What to do ▸
Show every line below where "hitro" can be found.

Records ▸
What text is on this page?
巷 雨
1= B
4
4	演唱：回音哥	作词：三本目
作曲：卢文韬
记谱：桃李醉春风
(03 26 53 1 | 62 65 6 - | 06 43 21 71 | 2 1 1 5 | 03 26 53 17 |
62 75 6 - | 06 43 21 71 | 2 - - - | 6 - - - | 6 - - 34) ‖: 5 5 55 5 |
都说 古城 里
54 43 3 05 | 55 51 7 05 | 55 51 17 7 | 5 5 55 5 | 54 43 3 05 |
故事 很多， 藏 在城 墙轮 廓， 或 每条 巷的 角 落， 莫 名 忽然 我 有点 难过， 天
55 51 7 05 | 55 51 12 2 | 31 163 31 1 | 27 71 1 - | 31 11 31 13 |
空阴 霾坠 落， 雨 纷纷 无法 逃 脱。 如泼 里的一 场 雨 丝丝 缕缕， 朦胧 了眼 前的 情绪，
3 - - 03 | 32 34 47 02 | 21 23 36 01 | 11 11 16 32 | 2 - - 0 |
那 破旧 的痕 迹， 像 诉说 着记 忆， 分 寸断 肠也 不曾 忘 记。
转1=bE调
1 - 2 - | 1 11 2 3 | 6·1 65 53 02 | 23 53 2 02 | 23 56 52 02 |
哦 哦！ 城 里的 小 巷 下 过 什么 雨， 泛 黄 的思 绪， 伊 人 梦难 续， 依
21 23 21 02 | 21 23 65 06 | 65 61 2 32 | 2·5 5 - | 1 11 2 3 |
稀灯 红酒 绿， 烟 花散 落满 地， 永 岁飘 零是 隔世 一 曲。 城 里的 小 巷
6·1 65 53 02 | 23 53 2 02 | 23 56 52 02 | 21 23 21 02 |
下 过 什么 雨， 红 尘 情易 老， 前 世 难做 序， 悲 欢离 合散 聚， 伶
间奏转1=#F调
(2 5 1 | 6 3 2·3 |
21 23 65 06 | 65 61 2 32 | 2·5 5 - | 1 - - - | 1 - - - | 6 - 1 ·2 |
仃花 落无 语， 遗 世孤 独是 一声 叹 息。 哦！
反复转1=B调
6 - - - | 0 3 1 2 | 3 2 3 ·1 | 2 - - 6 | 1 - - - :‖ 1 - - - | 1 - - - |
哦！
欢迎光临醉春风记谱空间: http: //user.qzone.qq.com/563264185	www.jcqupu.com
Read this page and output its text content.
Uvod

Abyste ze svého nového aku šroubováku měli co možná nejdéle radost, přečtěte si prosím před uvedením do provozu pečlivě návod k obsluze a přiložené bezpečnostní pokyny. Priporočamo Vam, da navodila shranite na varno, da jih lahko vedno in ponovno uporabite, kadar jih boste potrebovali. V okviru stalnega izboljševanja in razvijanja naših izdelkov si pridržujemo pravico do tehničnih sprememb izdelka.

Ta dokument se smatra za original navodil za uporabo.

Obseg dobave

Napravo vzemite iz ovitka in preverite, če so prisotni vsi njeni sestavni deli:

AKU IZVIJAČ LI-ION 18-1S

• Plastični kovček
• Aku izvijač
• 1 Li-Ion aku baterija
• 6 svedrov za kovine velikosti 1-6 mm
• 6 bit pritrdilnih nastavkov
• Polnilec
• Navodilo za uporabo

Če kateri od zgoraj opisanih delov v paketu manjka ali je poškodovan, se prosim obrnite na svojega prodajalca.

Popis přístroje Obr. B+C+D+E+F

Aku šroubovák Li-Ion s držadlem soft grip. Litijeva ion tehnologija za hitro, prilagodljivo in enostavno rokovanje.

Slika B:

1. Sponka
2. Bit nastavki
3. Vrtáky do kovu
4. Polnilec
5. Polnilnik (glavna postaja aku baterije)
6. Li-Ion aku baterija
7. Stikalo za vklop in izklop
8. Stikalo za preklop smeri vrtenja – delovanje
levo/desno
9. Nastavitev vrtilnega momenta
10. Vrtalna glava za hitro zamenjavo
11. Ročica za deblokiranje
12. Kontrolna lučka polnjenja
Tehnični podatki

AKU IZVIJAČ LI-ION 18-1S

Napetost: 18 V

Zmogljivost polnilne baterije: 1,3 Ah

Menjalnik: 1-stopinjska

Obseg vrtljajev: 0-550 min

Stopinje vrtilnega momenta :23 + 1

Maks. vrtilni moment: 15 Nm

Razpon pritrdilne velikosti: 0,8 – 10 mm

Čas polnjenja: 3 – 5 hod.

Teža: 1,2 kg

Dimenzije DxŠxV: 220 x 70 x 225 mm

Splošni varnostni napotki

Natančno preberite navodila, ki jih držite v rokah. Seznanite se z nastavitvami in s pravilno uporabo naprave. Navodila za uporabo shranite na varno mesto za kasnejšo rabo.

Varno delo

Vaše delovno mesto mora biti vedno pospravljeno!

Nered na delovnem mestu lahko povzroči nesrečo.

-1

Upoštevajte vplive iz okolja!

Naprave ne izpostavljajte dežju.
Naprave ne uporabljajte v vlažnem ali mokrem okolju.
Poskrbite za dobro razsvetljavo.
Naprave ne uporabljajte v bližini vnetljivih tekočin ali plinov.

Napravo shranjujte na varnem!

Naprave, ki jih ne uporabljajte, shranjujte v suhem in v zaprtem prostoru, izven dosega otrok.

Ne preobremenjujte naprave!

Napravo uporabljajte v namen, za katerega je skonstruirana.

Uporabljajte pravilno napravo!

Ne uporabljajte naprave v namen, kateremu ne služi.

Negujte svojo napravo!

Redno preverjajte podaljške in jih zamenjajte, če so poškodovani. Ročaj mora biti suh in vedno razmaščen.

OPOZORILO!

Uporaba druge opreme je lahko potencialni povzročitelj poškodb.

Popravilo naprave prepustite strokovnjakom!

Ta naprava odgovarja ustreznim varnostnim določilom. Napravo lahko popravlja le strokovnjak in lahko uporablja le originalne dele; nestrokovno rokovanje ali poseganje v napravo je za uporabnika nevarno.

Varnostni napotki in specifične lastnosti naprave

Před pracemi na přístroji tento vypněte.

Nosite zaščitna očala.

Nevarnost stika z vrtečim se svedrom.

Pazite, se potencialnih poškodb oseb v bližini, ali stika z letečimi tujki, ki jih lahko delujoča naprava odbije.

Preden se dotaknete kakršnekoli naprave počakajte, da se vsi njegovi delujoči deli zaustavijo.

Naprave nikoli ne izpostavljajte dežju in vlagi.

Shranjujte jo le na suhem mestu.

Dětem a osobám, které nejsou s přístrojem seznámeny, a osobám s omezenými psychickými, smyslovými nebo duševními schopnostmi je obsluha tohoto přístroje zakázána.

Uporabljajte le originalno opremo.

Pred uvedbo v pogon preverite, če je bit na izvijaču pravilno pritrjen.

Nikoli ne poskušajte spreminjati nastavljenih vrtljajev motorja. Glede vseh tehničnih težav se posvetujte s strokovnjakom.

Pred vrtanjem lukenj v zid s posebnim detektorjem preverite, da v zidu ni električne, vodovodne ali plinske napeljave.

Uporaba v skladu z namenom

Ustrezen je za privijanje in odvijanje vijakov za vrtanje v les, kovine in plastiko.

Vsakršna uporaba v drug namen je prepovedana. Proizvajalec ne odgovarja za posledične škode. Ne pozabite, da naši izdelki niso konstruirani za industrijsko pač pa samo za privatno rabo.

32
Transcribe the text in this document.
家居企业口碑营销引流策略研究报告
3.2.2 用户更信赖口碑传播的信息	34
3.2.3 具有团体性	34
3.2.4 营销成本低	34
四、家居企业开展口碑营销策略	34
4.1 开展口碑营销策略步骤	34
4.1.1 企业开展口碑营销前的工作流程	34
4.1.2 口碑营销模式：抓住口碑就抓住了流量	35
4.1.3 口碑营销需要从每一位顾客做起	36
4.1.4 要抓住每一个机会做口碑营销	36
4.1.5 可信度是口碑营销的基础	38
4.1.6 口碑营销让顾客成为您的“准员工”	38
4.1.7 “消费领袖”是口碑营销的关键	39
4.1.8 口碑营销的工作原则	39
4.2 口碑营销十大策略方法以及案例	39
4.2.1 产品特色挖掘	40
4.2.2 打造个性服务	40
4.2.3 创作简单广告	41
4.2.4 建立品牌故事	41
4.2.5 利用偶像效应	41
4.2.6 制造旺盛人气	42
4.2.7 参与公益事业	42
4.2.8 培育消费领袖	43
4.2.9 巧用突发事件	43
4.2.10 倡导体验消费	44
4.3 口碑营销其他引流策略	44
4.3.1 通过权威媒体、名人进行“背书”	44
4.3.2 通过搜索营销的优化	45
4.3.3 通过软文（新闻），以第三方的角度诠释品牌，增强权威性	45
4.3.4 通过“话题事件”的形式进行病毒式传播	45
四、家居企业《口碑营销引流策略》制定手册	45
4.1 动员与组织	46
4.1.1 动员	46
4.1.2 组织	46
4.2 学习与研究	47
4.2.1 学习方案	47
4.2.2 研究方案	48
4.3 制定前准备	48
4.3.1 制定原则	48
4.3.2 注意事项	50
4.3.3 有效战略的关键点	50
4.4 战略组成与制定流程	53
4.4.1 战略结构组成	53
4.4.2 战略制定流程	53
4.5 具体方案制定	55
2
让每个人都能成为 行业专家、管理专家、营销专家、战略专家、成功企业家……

Response to this exercise ▸
Aku šroubovák Li-Ion s držadlem soft grip. Litijeva ion tehnologija za hitro, prilagodljivo in enostavno rokovanje.
10. Vrtalna glava za hitro zamenjavo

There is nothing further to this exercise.